• [READING TEXT]
Dataset Construction in the Clustering Scenario

To construct a dataset in the clustering scenario, place the extracted features of each image in the corresponding ID directory, and then divide the dataset by performing the following operations.

  1. Folder filtering: Filters out the ID folders with fewer than three samples to ensure that the ID can be used to extract the query.
  2. Learn & Base: Randomly selects 10% of each ID as the Learn and 80% as the base, records the base actual ID as base_dict, and randomly selects one ID as the candidate query to ensure that the three parts of data do not overlap.
  3. Query selection: Randomly selects 20,000 IDs as the object category of the query, combines the query candidates of these IDs into query data to obtain 20,000 query vectors, and records the actual query ID as query_dict.
  4. Normalization: Uses normalize_L2 of Faiss to normalize data.
  5. GT generation: Uses faiss.GpuIndexFlatIP to forcibly calculate the IP distance between the query and base. The base index (starting from 0) closest to the query is selected as the label.
    Reference code:
    res = faiss.StandardGpuResources()
    config = faiss.GpuIndexFlatConfig()
    config.device = gpu_id
    index = faiss.GpuIndexFlatIP(res, dim, config)
    index.add(base)
    dist, I = index.search(query_features, 1)
    
  6. Query filtering: After obtaining the labels of all queries, checks whether the actual query ID is the same as the actual base ID corresponding to GT. If yes, the query is reserved. Otherwise, filter out the query and the corresponding GT to ensure that the GT of the query is reliable.

    Reference code:

    query_to_delete = []
    for label, (cls, top1) in enumerate(zip(query_cls, I)):
            id = top1[0]
            if id not in base_dict[cls]:
                query_to_delete.append(label)

Records from a data collection
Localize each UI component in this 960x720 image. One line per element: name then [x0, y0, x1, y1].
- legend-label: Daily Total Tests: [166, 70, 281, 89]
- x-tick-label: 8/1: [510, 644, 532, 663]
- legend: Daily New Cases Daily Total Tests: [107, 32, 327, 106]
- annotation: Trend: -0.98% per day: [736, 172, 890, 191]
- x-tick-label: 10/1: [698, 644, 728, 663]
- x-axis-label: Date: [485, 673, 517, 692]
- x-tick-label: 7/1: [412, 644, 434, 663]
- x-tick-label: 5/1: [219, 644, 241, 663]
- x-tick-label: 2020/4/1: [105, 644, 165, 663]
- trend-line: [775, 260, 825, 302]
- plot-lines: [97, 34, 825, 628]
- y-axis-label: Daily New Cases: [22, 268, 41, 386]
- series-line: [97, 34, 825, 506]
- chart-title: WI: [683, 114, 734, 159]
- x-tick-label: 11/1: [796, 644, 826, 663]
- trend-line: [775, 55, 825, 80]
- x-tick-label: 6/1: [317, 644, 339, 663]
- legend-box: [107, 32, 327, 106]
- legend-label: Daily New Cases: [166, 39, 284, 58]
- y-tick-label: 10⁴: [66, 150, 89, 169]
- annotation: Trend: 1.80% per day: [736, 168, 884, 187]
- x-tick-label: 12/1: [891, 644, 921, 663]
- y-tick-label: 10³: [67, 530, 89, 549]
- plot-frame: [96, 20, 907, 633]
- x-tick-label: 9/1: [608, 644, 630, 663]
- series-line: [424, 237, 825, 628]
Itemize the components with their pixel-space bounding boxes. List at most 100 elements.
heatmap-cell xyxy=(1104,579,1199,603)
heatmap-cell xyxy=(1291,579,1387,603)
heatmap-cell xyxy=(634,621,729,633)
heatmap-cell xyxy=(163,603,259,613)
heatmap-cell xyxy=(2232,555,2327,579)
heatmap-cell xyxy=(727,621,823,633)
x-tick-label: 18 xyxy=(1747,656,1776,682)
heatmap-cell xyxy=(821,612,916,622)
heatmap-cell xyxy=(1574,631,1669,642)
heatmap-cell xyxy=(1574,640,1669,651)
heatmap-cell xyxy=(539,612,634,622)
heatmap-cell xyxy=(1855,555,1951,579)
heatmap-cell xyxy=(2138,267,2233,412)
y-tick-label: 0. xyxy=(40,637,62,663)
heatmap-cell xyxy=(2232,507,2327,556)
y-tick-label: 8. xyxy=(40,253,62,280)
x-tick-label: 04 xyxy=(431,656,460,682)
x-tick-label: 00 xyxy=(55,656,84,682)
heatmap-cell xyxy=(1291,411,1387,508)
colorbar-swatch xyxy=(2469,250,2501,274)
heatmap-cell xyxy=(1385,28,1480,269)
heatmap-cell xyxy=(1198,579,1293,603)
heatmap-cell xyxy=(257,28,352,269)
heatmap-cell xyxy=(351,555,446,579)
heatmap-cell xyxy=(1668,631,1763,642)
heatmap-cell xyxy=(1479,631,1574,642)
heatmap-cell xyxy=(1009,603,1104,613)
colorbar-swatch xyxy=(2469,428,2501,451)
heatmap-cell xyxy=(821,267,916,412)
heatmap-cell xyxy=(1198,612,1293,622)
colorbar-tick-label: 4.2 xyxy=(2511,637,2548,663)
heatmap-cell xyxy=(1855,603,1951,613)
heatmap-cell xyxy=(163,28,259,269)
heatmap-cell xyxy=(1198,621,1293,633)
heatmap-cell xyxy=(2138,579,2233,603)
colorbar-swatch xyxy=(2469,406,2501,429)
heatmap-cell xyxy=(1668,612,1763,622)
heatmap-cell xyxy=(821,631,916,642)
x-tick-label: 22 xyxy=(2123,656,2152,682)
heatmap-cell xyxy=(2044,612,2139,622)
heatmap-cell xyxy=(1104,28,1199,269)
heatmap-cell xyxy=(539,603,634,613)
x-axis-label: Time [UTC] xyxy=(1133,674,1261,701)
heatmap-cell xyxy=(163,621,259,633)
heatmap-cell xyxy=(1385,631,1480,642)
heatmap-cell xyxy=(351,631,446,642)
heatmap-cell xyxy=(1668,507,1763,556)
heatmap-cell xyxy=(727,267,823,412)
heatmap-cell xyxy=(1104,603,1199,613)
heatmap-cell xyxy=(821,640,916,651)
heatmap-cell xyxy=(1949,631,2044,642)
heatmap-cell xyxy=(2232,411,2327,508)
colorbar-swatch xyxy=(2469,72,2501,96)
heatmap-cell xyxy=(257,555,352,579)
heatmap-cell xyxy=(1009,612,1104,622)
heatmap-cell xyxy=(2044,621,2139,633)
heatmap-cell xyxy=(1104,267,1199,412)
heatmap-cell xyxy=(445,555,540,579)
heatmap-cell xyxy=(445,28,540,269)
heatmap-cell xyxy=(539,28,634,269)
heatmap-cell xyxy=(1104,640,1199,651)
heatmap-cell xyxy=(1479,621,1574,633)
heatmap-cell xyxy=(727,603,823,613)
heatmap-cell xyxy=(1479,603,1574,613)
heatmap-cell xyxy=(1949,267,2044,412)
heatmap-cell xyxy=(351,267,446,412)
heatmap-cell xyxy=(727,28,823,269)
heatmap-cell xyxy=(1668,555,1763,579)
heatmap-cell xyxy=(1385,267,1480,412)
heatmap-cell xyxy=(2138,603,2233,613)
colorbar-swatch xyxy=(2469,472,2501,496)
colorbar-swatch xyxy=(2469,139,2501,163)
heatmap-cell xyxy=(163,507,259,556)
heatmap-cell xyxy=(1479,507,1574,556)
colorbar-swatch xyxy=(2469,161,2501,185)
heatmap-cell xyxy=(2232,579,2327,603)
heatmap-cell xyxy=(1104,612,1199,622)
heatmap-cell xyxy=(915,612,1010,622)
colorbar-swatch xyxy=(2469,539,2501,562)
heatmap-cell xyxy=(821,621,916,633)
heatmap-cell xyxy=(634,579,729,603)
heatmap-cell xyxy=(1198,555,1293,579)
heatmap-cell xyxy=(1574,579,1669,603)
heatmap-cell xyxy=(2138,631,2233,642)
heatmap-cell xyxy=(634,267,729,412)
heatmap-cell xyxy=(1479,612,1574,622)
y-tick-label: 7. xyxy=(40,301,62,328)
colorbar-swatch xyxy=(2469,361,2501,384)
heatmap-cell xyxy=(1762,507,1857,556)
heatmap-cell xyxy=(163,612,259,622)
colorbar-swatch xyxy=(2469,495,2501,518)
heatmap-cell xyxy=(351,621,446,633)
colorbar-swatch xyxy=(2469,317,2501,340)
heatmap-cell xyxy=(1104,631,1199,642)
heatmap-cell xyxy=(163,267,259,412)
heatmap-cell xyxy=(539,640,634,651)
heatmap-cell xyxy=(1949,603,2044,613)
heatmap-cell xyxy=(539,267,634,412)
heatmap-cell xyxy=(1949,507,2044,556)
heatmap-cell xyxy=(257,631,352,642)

• [SHORT PROBLEM A] Reproduce, word for word, the stretch of the dataset construction text from "3. Query selection: Randomly" through "to normalize data.".
• [SHORT PROBLEM B]
For each statement below, say whether it agrees with the dataset construction text, answering yes or no and quoting the words of the text that decide it.
(i) ID folders with fewer than three samples are filtered out.
(ii) The Learn part takes 80% of each ID.
(iii) Data is normalized with normalize_L2 of Faiss.
• [SHORT PROBLEM C] Rewrite the step of the dataset construction text beginning "Learn & Base: Randomly selects" as a bulleted list, keeping its main facts.

• [WORKED ANSWER A]
3. Query selection: Randomly selects 20,000 IDs as the object category of the query, combines the query candidates of these IDs into query data to obtain 20,000 query vectors, and records the actual query ID as query_dict.
  4. Normalization: Uses normalize_L2 of Faiss to normalize data.

• [WORKED ANSWER B]
(i) Yes: "Filters out the ID folders with fewer than three samples"
(ii) No: "Randomly selects 10% of each ID as the Learn and 80% as the base"
(iii) Yes: "Uses normalize_L2 of Faiss to normalize data."

• [WORKED ANSWER C]
- Randomly selects 10% of each ID as the Learn.
- Randomly selects 80% of each ID as the base.
- Records the base actual ID as base_dict.
- Randomly selects one ID as the candidate query.
- Ensures that the three parts of data do not overlap.